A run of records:
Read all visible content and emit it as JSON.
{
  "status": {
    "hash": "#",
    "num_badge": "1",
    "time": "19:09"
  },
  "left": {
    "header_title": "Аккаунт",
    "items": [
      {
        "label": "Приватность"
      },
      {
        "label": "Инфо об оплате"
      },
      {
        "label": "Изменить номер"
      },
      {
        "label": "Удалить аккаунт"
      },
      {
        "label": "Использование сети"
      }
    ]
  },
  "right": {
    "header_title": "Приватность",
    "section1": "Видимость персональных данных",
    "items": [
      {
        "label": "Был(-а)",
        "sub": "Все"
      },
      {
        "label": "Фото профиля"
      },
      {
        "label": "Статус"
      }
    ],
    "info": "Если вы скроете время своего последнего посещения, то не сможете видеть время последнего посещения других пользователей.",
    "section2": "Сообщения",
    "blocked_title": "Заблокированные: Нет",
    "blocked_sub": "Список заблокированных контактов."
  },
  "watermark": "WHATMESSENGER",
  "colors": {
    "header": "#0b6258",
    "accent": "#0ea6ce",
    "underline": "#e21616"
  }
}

...

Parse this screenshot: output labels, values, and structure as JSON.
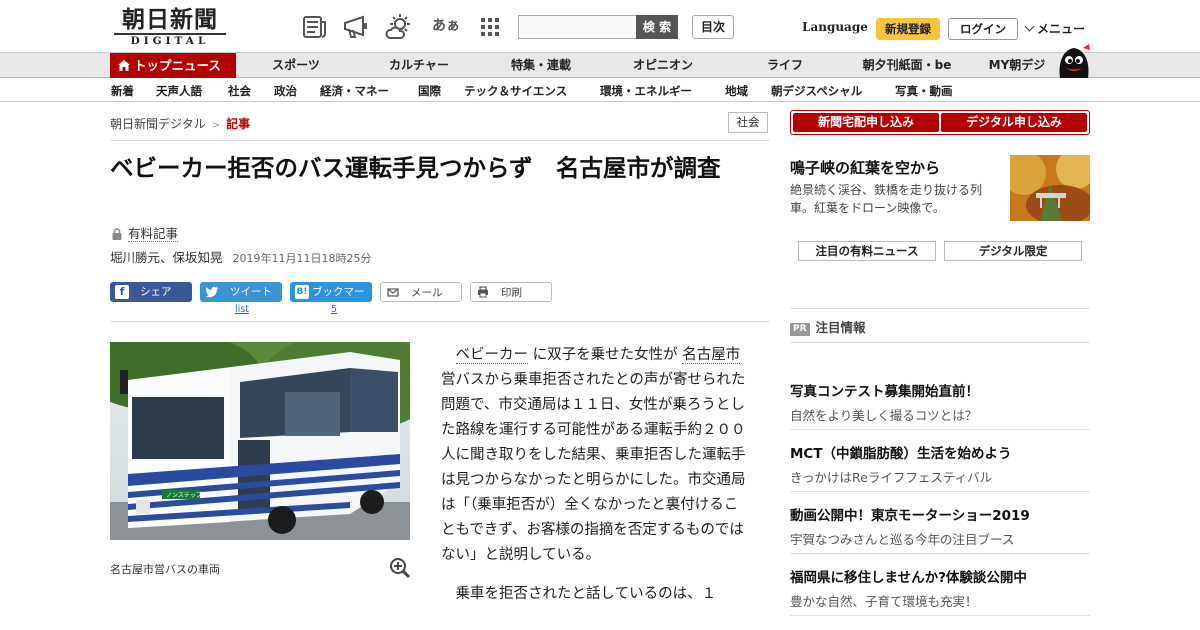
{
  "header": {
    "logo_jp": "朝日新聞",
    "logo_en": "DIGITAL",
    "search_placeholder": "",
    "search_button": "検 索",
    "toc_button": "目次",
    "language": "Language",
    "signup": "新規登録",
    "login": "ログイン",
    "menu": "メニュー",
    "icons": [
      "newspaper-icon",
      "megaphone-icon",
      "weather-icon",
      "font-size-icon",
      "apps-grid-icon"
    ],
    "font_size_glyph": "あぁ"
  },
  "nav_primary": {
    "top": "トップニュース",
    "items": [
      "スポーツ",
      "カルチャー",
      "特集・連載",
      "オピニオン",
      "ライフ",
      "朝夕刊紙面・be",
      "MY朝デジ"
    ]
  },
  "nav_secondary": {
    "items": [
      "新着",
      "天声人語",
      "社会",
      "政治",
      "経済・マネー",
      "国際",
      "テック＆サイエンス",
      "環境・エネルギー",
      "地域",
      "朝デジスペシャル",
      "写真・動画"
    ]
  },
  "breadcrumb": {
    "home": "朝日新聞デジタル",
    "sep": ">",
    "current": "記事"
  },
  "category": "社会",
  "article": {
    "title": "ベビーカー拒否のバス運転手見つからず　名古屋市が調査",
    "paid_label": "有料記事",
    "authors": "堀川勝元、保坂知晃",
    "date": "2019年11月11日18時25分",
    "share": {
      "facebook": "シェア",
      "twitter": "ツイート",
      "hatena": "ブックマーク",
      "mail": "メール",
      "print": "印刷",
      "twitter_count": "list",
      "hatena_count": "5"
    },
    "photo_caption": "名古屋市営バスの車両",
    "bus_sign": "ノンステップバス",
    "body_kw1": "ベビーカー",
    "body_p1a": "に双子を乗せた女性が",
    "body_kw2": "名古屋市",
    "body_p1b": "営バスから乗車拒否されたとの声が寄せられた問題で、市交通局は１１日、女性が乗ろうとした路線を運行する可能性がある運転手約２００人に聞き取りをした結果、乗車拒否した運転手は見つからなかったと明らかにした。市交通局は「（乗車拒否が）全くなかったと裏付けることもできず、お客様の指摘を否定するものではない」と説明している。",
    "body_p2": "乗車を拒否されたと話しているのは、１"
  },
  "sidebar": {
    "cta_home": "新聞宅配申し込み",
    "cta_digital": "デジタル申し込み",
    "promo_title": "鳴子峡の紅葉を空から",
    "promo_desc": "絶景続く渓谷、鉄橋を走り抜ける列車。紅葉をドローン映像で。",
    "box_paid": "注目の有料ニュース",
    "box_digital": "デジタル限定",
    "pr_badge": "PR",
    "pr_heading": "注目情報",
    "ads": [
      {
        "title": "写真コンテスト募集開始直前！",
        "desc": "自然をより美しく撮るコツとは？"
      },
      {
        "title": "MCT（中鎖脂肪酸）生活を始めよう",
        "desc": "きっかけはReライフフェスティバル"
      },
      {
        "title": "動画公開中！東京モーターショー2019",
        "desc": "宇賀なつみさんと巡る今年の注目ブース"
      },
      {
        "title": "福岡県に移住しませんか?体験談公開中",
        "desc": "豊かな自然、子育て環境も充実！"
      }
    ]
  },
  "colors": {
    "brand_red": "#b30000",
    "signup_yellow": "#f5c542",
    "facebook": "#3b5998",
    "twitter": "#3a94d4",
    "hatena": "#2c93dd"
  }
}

WHAT YOU HAVE TO DO: Read the entries above, then pull out the lines that include "JSON".

COMPLETE ANSWER:
Read all visible content and emit it as JSON.
Parse this screenshot: output labels, values, and structure as JSON.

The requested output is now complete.